§ **Problemler**:
• 1. Nokta Dergisi kapağıyla ilgili metne göre Ergün Yıldırım hangi fakültenin dekanıdır?
• 2. Nokta Dergisi kapağı üzerine olan metnin devamını lütfen yazın.

§ **Verilen Metin**:

######

Nokta Dergisi'nin kapağının Cumhurbaşkanı Erdoğan'ın manevi şahsiyetini zedelediğini söyleyen Marmara İletişim Fakültesi Dekanı Ergün Yıldırım “Basının özgürlüğü hakarette de özgür olma anlamına gelmez. Türkiye'nin terörle yoğun şekilde mücadele ettiği bu dönemde, özellikle Türkiye'nin meşru kurumlarını, otoritelerini terörü istiyor, destekliyor şeklinde bir algı oluşturulmak isteniyor. Kamuoyunun algısına yönelik yapılan bu çalışmalar düşünce özgürlüğüne desteklemek anlamına gelmez” dedi. Türkiye'deki şehit cenazelerinden sorumlu kişinin Cumhurbaşkanı Erdoğan olduğu algısının basın yoluyla oluşturulmak istendiğini kaydeden Yıldırım, “Bu doğru bir yaklaşım değil. Türkiye'de özgürlük ve güvenlik dengesine bir arada tutmak zorundayız. Hem terörle mücadele edeceğiz hem de demokrasiyle yaşamayı bileceğiz. Bunu başardıktan sonra sorunlarımızı aşacağız” diye konuştu.

######

§ **Veri Kesitleri**:
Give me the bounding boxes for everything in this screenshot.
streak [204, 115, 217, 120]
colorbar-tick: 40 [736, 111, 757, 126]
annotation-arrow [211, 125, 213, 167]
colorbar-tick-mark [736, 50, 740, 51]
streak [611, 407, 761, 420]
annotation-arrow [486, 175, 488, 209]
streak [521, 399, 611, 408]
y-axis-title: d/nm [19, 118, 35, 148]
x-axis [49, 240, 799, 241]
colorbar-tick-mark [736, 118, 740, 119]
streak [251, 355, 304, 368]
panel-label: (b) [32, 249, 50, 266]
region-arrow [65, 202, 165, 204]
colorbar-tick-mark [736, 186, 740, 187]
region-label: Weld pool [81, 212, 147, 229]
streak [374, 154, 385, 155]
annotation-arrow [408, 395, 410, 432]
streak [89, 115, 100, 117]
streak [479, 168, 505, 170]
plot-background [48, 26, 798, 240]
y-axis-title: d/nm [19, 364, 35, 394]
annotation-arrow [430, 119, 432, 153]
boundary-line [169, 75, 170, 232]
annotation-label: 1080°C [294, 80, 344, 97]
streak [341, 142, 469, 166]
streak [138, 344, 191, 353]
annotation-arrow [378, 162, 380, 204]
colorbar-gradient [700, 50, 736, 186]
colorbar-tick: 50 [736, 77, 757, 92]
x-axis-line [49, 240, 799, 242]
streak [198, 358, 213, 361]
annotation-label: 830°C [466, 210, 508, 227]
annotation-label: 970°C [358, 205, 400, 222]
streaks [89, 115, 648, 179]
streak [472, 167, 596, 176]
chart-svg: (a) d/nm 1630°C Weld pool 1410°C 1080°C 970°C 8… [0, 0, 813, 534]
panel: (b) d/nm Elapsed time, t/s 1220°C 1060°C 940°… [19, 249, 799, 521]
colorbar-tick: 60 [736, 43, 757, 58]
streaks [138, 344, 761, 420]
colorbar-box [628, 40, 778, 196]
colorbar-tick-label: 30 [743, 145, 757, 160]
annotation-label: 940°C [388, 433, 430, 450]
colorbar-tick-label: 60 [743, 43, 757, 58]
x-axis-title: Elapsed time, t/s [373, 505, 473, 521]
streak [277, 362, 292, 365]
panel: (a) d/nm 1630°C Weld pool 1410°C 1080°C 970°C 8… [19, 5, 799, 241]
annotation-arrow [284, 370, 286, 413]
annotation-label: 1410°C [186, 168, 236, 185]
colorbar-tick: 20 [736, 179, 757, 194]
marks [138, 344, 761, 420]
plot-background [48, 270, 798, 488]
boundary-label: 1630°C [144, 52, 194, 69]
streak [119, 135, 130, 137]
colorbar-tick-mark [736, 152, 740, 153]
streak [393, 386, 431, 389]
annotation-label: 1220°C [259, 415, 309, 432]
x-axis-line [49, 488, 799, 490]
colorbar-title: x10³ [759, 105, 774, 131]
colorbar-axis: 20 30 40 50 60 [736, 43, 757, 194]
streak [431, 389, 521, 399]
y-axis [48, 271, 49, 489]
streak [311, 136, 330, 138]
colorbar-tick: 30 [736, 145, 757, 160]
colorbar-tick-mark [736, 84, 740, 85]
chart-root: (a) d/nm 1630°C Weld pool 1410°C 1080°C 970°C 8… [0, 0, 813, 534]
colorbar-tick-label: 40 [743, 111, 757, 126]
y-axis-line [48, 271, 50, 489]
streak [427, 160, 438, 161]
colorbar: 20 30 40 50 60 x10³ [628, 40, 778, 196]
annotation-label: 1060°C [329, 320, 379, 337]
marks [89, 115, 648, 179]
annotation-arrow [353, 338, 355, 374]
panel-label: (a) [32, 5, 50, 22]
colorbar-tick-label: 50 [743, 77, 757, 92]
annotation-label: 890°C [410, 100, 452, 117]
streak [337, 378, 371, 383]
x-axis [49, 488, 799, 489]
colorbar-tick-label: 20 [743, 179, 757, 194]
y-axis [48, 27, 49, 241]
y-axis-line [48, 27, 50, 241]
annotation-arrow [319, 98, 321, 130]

######

§ **Görev Sonuçları**:
• 1. Marmara İletişim Fakültesi'nin dekanıdır.

• 2.
Hukukçular Derneği Başkanı Cavit Tatlı ise "Bir ülkenin Cumhurbaşkanını terörün hedefine koyarak onu aşağılayarak böyle bir yayın yapamazsınız. Cumhurbaşkanı, Türkiye'nin başkomutanıdır. Terör örgütüne saldırılarla özdeşleştirerek fotoşop yapıp yayınlamak bunun adı ne yayıncılık ne de haber verme özgürlüğü olur. Toplatma doğru karardır. Bunu yapan sorumlu yazıişleri müdürü ve kapağı hazırlayanlar hakkında mutlaka Cumhurbaşkanına karşı hakaretten dava açılmalı. Türkiye'de kaçırılan bir husus var; 'Biz herşeyi eleştirir, her istediğimizi söyleriz' öyle Bir şey yok, herşeyin bir sınırı vardır. Terör örgütünün propagandasını yapmak suçtur. Bu yaptıkları tam da terörün istedikleri netice. Terörist de bunu istiyor zaten. Teröristin yapamadığını, bir derginin manşetiyle birileri yaptı” dedi.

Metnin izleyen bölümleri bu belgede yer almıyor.